## Exercise brief
Rewrite the entries below as a Markdown table with two columns, Row and Line: number each row and put one line of the entries in each. Skip blank lines and leave the pictures out.

— start of Materials provided —

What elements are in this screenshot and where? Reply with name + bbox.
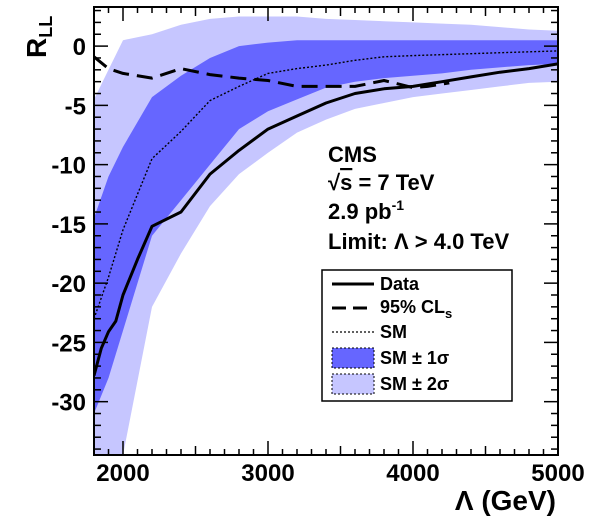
info-luminosity: 2.9 pb-1	[328, 197, 404, 224]
legend-swatch-1sigma	[331, 347, 375, 369]
y-tick-label: -30	[51, 390, 86, 417]
svg-text:RLL: RLL	[21, 16, 56, 58]
info-energy: √s = 7 TeV	[328, 170, 435, 195]
series-95-cls	[94, 55, 450, 90]
y-axis-title: RLL	[21, 16, 56, 58]
legend-label-sm: SM	[380, 322, 407, 342]
band-1sigma	[94, 40, 558, 414]
axis-ticks: 2000 3000 4000 5000 0 -5 -10 -15 -20 -25 -30	[51, 7, 585, 487]
series-data	[94, 62, 558, 376]
y-tick-label: -15	[51, 212, 86, 239]
legend-label-1sigma: SM ± 1σ	[380, 348, 449, 368]
x-tick-label: 4000	[386, 460, 439, 487]
legend: Data 95% CLs SM SM ± 1σ SM ± 2σ	[321, 269, 513, 402]
y-tick-label: 0	[73, 34, 86, 61]
y-tick-label: -5	[65, 93, 86, 120]
uncertainty-bands	[94, 16, 558, 455]
legend-swatch-2sigma	[331, 373, 375, 395]
legend-label-data: Data	[380, 274, 420, 294]
series-lines	[94, 50, 558, 376]
info-block: CMS √s = 7 TeV 2.9 pb-1 Limit: Λ > 4.0 T…	[328, 142, 509, 254]
x-tick-label: 2000	[96, 460, 149, 487]
y-tick-label: -20	[51, 271, 86, 298]
info-limit: Limit: Λ > 4.0 TeV	[328, 229, 509, 254]
y-tick-label: -25	[51, 330, 86, 357]
x-axis-title: Λ (GeV)	[455, 485, 556, 516]
x-tick-label: 3000	[241, 460, 294, 487]
series-sm	[94, 50, 558, 319]
y-tick-label: -10	[51, 153, 86, 180]
info-experiment: CMS	[328, 142, 377, 167]
x-tick-label: 5000	[531, 460, 584, 487]
legend-label-2sigma: SM ± 2σ	[380, 374, 449, 394]
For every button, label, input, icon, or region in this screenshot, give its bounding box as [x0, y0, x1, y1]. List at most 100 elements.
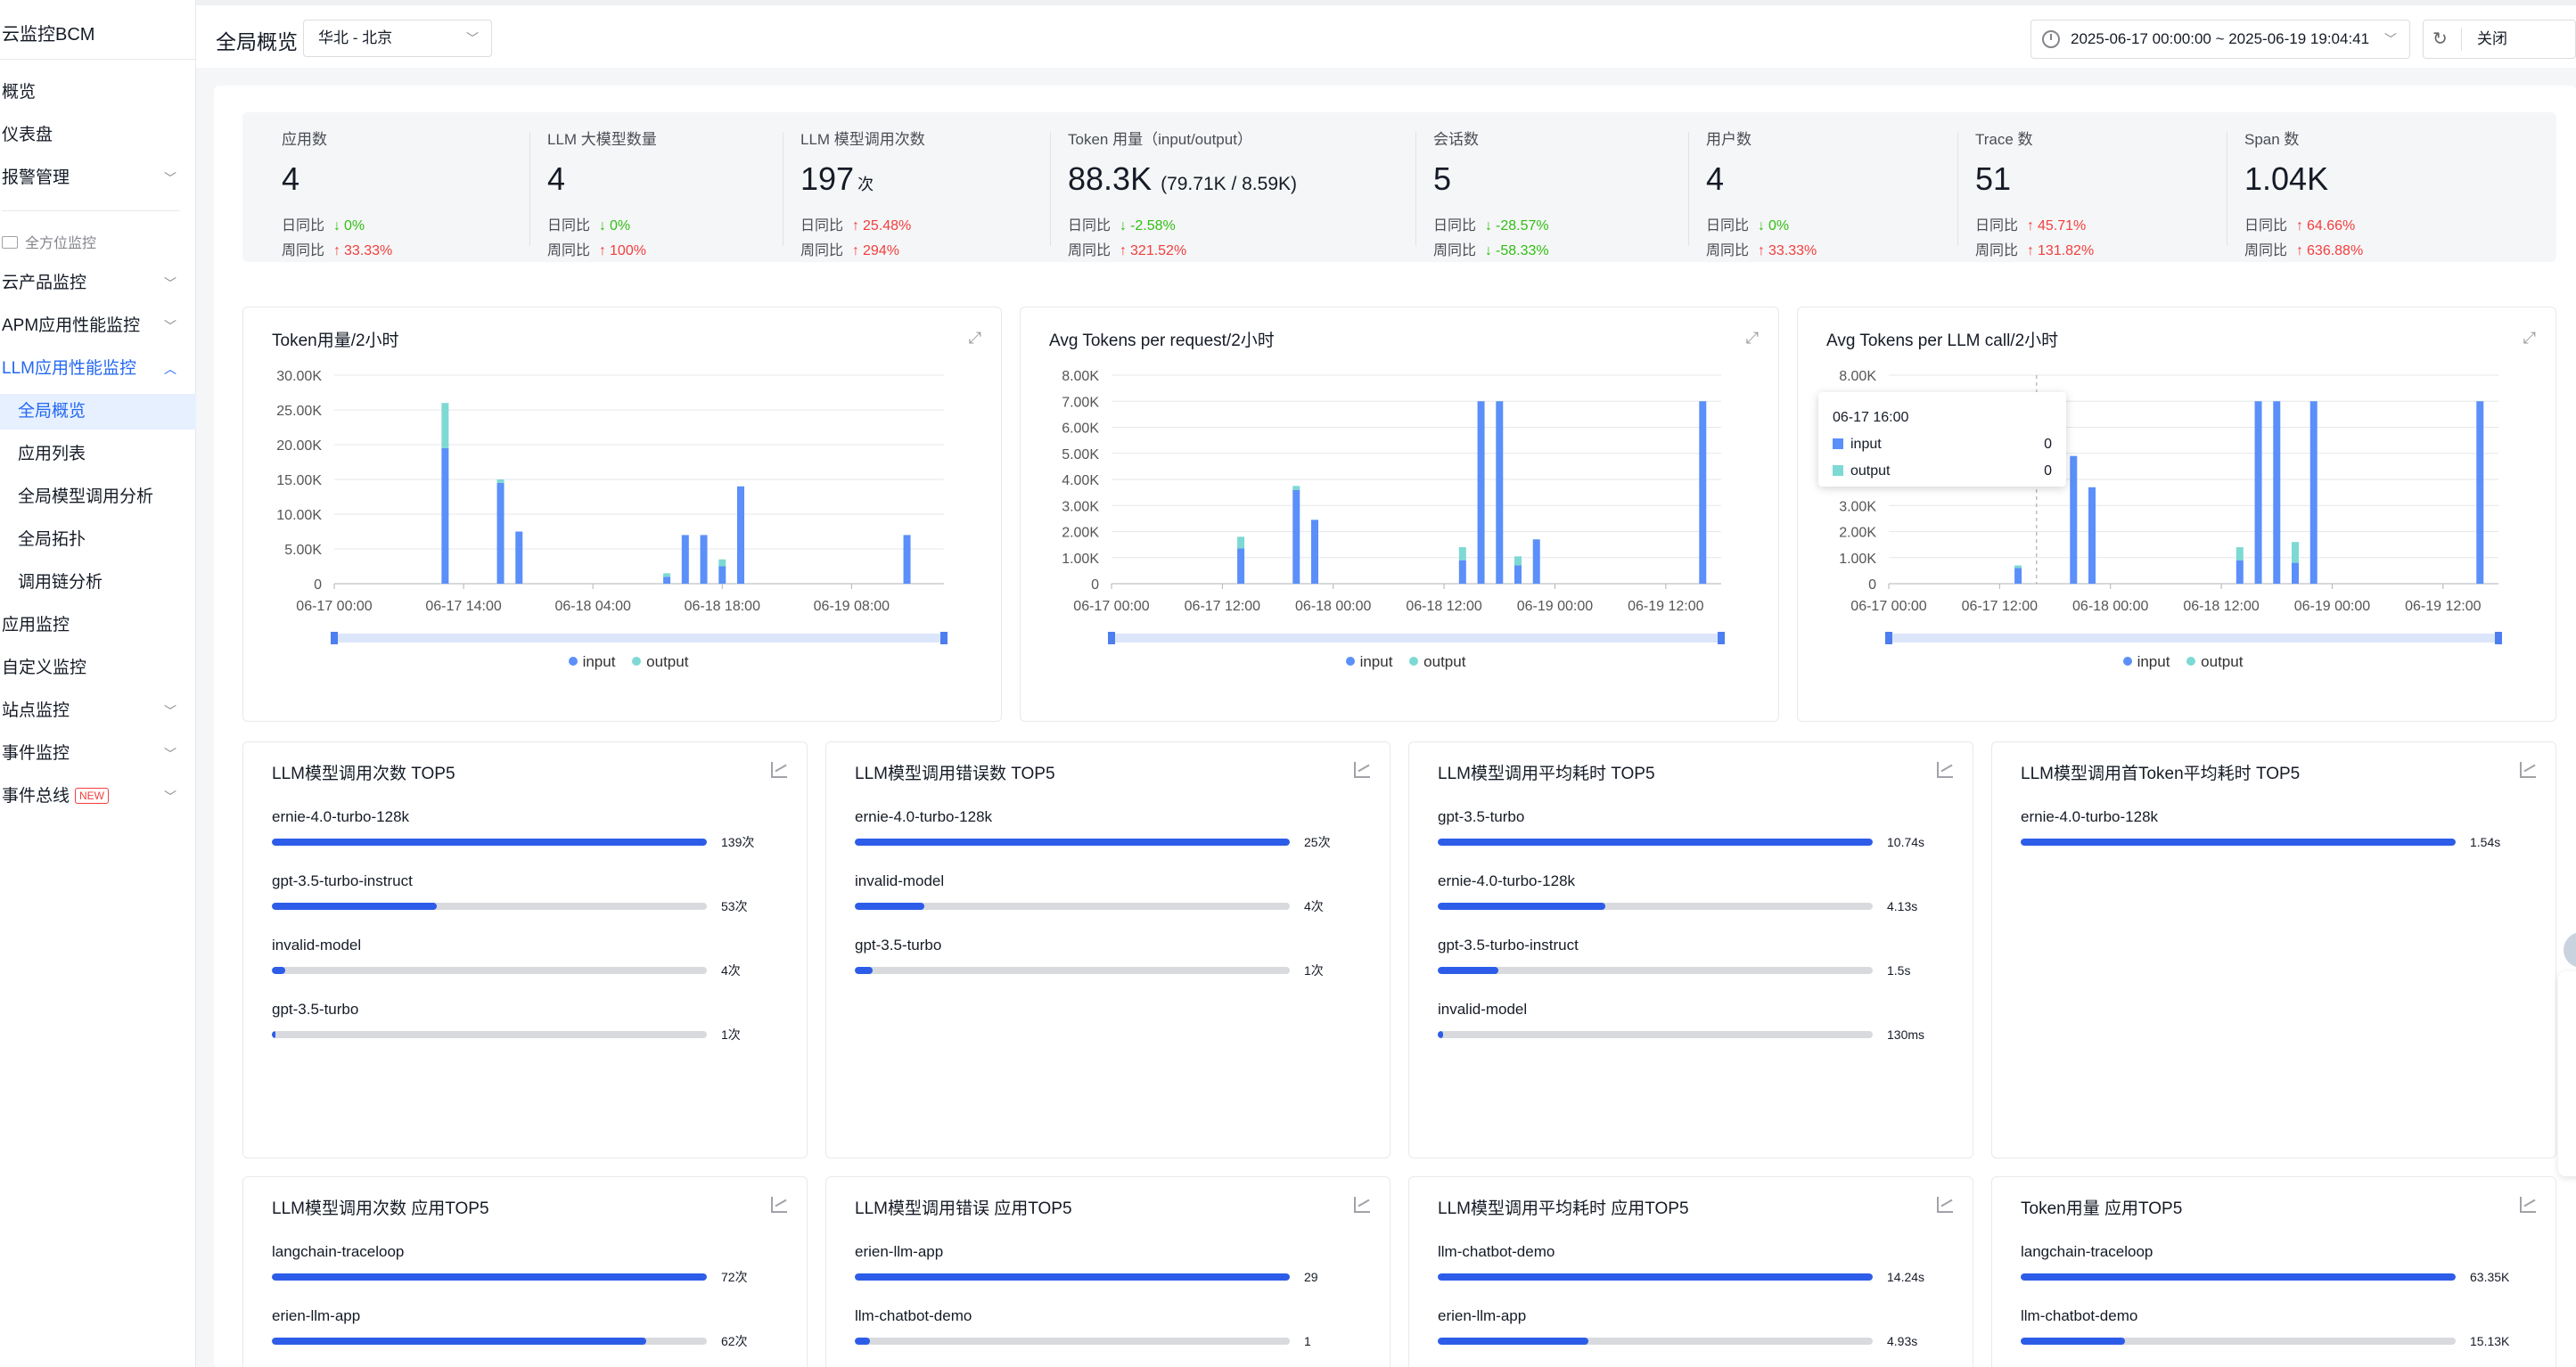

— end of Materials provided —

## Final result
| Row | Line |
|---|---|
| 1 | What elements are in this screenshot and where? Reply with name + bbox. |
| 2 | info-luminosity: 2.9 pb-1	[328, 197, 404, 224] |
| 3 | legend-swatch-1sigma	[331, 347, 375, 369] |
| 4 | y-tick-label: -30	[51, 390, 86, 417] |
| 5 | svg-text:RLL: RLL	[21, 16, 56, 58] |
| 6 | info-energy: √s = 7 TeV	[328, 170, 435, 195] |
| 7 | series-95-cls	[94, 55, 450, 90] |
| 8 | y-axis-title: RLL	[21, 16, 56, 58] |
| 9 | legend-label-sm: SM	[380, 322, 407, 342] |
| 10 | band-1sigma	[94, 40, 558, 414] |
| 11 | axis-ticks: 2000 3000 4000 5000 0 -5 -10 -15 -20 -25 -30	[51, 7, 585, 487] |
| 12 | series-data	[94, 62, 558, 376] |
| 13 | y-tick-label: -15	[51, 212, 86, 239] |
| 14 | legend-label-1sigma: SM ± 1σ	[380, 348, 449, 368] |
| 15 | x-tick-label: 4000	[386, 460, 439, 487] |
| 16 | legend: Data 95% CLs SM SM ± 1σ SM ± 2σ	[321, 269, 513, 402] |
| 17 | y-tick-label: 0	[73, 34, 86, 61] |
| 18 | y-tick-label: -5	[65, 93, 86, 120] |
| 19 | uncertainty-bands	[94, 16, 558, 455] |
| 20 | legend-swatch-2sigma	[331, 373, 375, 395] |
| 21 | legend-label-data: Data	[380, 274, 420, 294] |
| 22 | series-lines	[94, 50, 558, 376] |
| 23 | info-block: CMS √s = 7 TeV 2.9 pb-1 Limit: Λ > 4.0 T…	[328, 142, 509, 254] |
| 24 | x-tick-label: 2000	[96, 460, 149, 487] |
| 25 | y-tick-label: -20	[51, 271, 86, 298] |
| 26 | info-limit: Limit: Λ > 4.0 TeV	[328, 229, 509, 254] |
| 27 | y-tick-label: -25	[51, 330, 86, 357] |
| 28 | x-axis-title: Λ (GeV)	[455, 485, 556, 516] |
| 29 | x-tick-label: 3000	[241, 460, 294, 487] |
| 30 | series-sm	[94, 50, 558, 319] |
| 31 | y-tick-label: -10	[51, 153, 86, 180] |
| 32 | info-experiment: CMS	[328, 142, 377, 167] |
| 33 | x-tick-label: 5000	[531, 460, 584, 487] |
| 34 | legend-label-2sigma: SM ± 2σ	[380, 374, 449, 394] |
| 35 | For every button, label, input, icon, or region in this screenshot, give its bounding box as [x0, y0, x1, y1]. List at most 100 elements. |